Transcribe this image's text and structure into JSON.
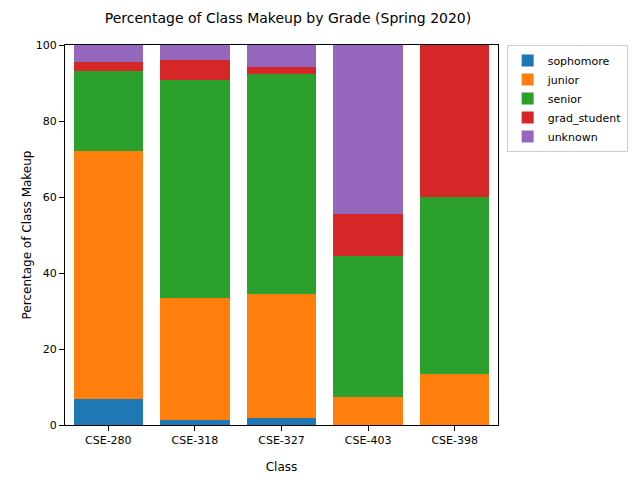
{
  "chart_data": {
    "type": "bar",
    "stacked": true,
    "title": "Percentage of Class Makeup by Grade (Spring 2020)",
    "x_label": "Class",
    "y_label": "Percentage of Class Makeup",
    "categories": [
      "CSE-280",
      "CSE-318",
      "CSE-327",
      "CSE-403",
      "CSE-398"
    ],
    "series": [
      {
        "name": "sophomore",
        "color": "#1f77b4",
        "values": [
          6.9,
          1.3,
          1.9,
          0,
          0
        ]
      },
      {
        "name": "junior",
        "color": "#ff7f0e",
        "values": [
          65.3,
          32.0,
          32.7,
          7.4,
          13.3
        ]
      },
      {
        "name": "senior",
        "color": "#2ca02c",
        "values": [
          20.9,
          57.4,
          57.7,
          37.0,
          46.7
        ]
      },
      {
        "name": "grad_student",
        "color": "#d62728",
        "values": [
          2.3,
          5.3,
          1.9,
          11.2,
          40.0
        ]
      },
      {
        "name": "unknown",
        "color": "#9467bd",
        "values": [
          4.6,
          4.0,
          5.8,
          44.4,
          0
        ]
      }
    ],
    "ylim": [
      0,
      100
    ],
    "yticks": [
      0,
      20,
      40,
      60,
      80,
      100
    ],
    "grid": false,
    "legend": "right"
  }
}
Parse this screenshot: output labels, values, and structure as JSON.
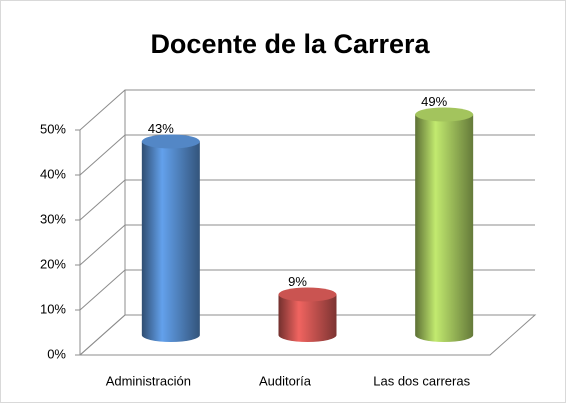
{
  "chart_data": {
    "type": "bar3d",
    "title": "Docente de la Carrera",
    "categories": [
      "Administración",
      "Auditoría",
      "Las dos carreras"
    ],
    "values": [
      43,
      9,
      49
    ],
    "value_labels": [
      "43%",
      "9%",
      "49%"
    ],
    "colors": [
      "#4f81bd",
      "#c0504d",
      "#9bbb59"
    ],
    "ylim": [
      0,
      50
    ],
    "yticks": [
      {
        "value": 0,
        "label": "0%"
      },
      {
        "value": 10,
        "label": "10%"
      },
      {
        "value": 20,
        "label": "20%"
      },
      {
        "value": 30,
        "label": "30%"
      },
      {
        "value": 40,
        "label": "40%"
      },
      {
        "value": 50,
        "label": "50%"
      }
    ],
    "grid": true
  }
}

◆ ◆ ◆ ◆ ◆

Output every entry exactly as given; pictures are not part of the copy.

Transcribe this image's text and structure into JSON.
{
  "chart_data": {
    "type": "bar",
    "stacked": true,
    "title": "Percentage of Class Makeup by Grade (Spring 2020)",
    "x_label": "Class",
    "y_label": "Percentage of Class Makeup",
    "categories": [
      "CSE-280",
      "CSE-318",
      "CSE-327",
      "CSE-403",
      "CSE-398"
    ],
    "series": [
      {
        "name": "sophomore",
        "color": "#1f77b4",
        "values": [
          6.9,
          1.3,
          1.9,
          0,
          0
        ]
      },
      {
        "name": "junior",
        "color": "#ff7f0e",
        "values": [
          65.3,
          32.0,
          32.7,
          7.4,
          13.3
        ]
      },
      {
        "name": "senior",
        "color": "#2ca02c",
        "values": [
          20.9,
          57.4,
          57.7,
          37.0,
          46.7
        ]
      },
      {
        "name": "grad_student",
        "color": "#d62728",
        "values": [
          2.3,
          5.3,
          1.9,
          11.2,
          40.0
        ]
      },
      {
        "name": "unknown",
        "color": "#9467bd",
        "values": [
          4.6,
          4.0,
          5.8,
          44.4,
          0
        ]
      }
    ],
    "ylim": [
      0,
      100
    ],
    "yticks": [
      0,
      20,
      40,
      60,
      80,
      100
    ],
    "grid": false,
    "legend": "right"
  }
}
Parse this screenshot: output labels, values, and structure as JSON.
{
  "chart_data": {
    "type": "bar3d",
    "title": "Docente de la Carrera",
    "categories": [
      "Administración",
      "Auditoría",
      "Las dos carreras"
    ],
    "values": [
      43,
      9,
      49
    ],
    "value_labels": [
      "43%",
      "9%",
      "49%"
    ],
    "colors": [
      "#4f81bd",
      "#c0504d",
      "#9bbb59"
    ],
    "ylim": [
      0,
      50
    ],
    "yticks": [
      {
        "value": 0,
        "label": "0%"
      },
      {
        "value": 10,
        "label": "10%"
      },
      {
        "value": 20,
        "label": "20%"
      },
      {
        "value": 30,
        "label": "30%"
      },
      {
        "value": 40,
        "label": "40%"
      },
      {
        "value": 50,
        "label": "50%"
      }
    ],
    "grid": true
  }
}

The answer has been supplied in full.